[Work required] Sort through the data and copy the lines holding the word "name".

[Chart and figure data]

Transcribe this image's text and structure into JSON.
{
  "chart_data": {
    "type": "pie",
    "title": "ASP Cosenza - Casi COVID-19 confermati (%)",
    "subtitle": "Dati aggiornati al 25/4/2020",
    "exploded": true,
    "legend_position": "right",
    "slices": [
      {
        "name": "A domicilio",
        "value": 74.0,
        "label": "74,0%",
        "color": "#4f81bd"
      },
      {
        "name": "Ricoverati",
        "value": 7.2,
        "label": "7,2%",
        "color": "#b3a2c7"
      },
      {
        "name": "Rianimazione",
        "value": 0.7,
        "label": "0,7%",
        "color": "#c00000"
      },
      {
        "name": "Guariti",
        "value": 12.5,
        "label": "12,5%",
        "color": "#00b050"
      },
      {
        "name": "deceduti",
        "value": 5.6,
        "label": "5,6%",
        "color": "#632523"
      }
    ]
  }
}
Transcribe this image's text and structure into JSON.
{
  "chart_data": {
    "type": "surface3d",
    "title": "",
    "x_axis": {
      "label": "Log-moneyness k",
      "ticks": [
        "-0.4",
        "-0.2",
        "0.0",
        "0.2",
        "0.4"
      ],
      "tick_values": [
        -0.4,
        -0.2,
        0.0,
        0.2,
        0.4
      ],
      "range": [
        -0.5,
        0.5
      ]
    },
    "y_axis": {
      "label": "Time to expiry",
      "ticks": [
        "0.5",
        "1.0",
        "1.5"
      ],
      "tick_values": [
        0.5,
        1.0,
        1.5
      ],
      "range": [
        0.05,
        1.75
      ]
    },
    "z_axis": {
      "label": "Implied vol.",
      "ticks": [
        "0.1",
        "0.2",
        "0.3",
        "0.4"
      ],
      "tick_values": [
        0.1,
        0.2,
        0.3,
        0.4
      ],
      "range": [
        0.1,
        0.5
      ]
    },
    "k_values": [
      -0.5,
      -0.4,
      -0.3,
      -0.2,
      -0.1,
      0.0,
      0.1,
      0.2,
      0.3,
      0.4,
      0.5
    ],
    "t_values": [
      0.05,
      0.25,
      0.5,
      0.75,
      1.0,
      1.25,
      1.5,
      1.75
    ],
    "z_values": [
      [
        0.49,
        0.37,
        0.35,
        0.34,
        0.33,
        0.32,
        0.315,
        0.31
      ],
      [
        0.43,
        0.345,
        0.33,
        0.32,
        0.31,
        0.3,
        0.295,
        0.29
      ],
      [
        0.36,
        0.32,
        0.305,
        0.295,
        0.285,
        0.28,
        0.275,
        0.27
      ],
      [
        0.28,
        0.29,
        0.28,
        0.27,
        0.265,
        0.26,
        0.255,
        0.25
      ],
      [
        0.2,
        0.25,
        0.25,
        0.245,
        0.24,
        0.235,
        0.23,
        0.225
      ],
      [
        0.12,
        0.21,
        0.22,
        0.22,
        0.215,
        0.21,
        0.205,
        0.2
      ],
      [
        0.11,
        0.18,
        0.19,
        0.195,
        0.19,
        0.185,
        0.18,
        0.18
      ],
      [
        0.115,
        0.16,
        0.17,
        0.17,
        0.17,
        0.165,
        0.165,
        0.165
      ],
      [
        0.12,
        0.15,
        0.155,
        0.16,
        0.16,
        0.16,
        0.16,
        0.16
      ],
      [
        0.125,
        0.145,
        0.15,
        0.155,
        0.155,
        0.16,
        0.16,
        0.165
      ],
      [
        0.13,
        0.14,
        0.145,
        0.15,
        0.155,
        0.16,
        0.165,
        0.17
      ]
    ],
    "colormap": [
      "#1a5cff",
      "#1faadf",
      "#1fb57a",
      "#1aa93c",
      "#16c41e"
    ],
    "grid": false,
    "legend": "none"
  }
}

[Answer to the problem]
        "name": "A domicilio",
        "name": "Ricoverati",
        "name": "Rianimazione",
        "name": "Guariti",
        "name": "deceduti",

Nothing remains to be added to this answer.